▶ Task to carry out
Without the pictures, output the records below word for word.

▶ Input rows

----------

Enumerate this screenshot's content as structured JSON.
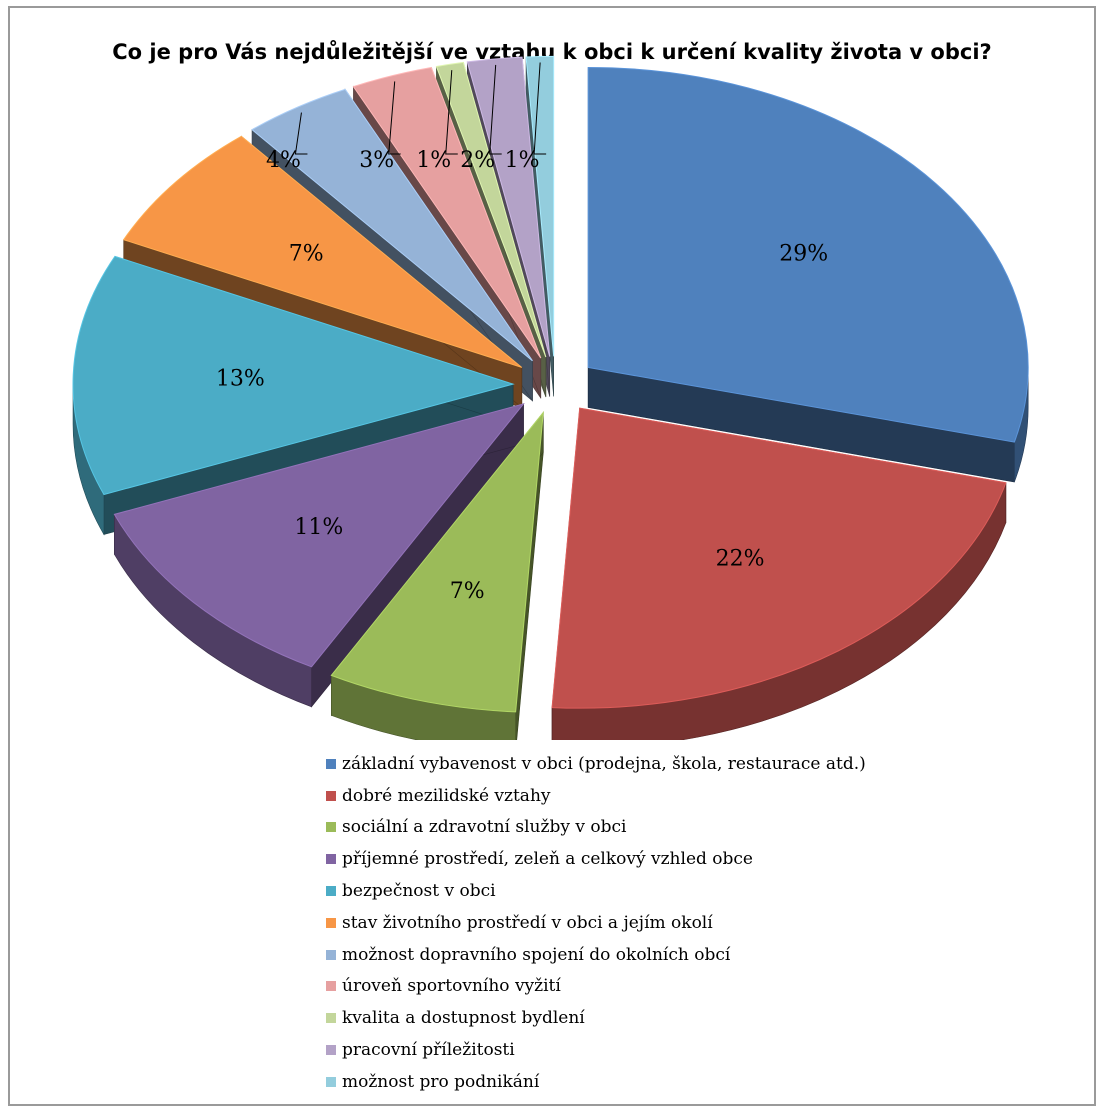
{
  "chart_data": {
    "type": "pie",
    "title": "Co je pro Vás nejdůležitější ve vztahu k obci k určení kvality života v obci?",
    "categories": [
      "základní vybavenost v obci (prodejna, škola, restaurace atd.)",
      "dobré mezilidské vztahy",
      "sociální a zdravotní služby v obci",
      "příjemné prostředí, zeleň a celkový vzhled obce",
      "bezpečnost v obci",
      "stav životního prostředí v obci a jejím okolí",
      "možnost dopravního spojení do okolních obcí",
      "úroveň sportovního vyžití",
      "kvalita a dostupnost bydlení",
      "pracovní příležitosti",
      "možnost pro podnikání"
    ],
    "values": [
      29,
      22,
      7,
      11,
      13,
      7,
      4,
      3,
      1,
      2,
      1
    ],
    "data_labels": [
      "29%",
      "22%",
      "7%",
      "11%",
      "13%",
      "7%",
      "4%",
      "3%",
      "1%",
      "2%",
      "1%"
    ],
    "colors": [
      "#4F81BD",
      "#C0504D",
      "#9BBB59",
      "#8064A2",
      "#4BACC6",
      "#F79646",
      "#95B3D7",
      "#E6A0A0",
      "#C3D69B",
      "#B3A2C7",
      "#93CDDD"
    ],
    "legend_position": "bottom",
    "exploded": true,
    "style": "3d"
  }
}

----------

▶ Task solution
Enumerate this screenshot's content as structured JSON.
{
  "chart_data": {
    "type": "pie",
    "title": "Co je pro Vás nejdůležitější ve vztahu k obci k určení kvality života v obci?",
    "categories": [
      "základní vybavenost v obci (prodejna, škola, restaurace atd.)",
      "dobré mezilidské vztahy",
      "sociální a zdravotní služby v obci",
      "příjemné prostředí, zeleň a celkový vzhled obce",
      "bezpečnost v obci",
      "stav životního prostředí v obci a jejím okolí",
      "možnost dopravního spojení do okolních obcí",
      "úroveň sportovního vyžití",
      "kvalita a dostupnost bydlení",
      "pracovní příležitosti",
      "možnost pro podnikání"
    ],
    "values": [
      29,
      22,
      7,
      11,
      13,
      7,
      4,
      3,
      1,
      2,
      1
    ],
    "data_labels": [
      "29%",
      "22%",
      "7%",
      "11%",
      "13%",
      "7%",
      "4%",
      "3%",
      "1%",
      "2%",
      "1%"
    ],
    "colors": [
      "#4F81BD",
      "#C0504D",
      "#9BBB59",
      "#8064A2",
      "#4BACC6",
      "#F79646",
      "#95B3D7",
      "#E6A0A0",
      "#C3D69B",
      "#B3A2C7",
      "#93CDDD"
    ],
    "legend_position": "bottom",
    "exploded": true,
    "style": "3d"
  }
}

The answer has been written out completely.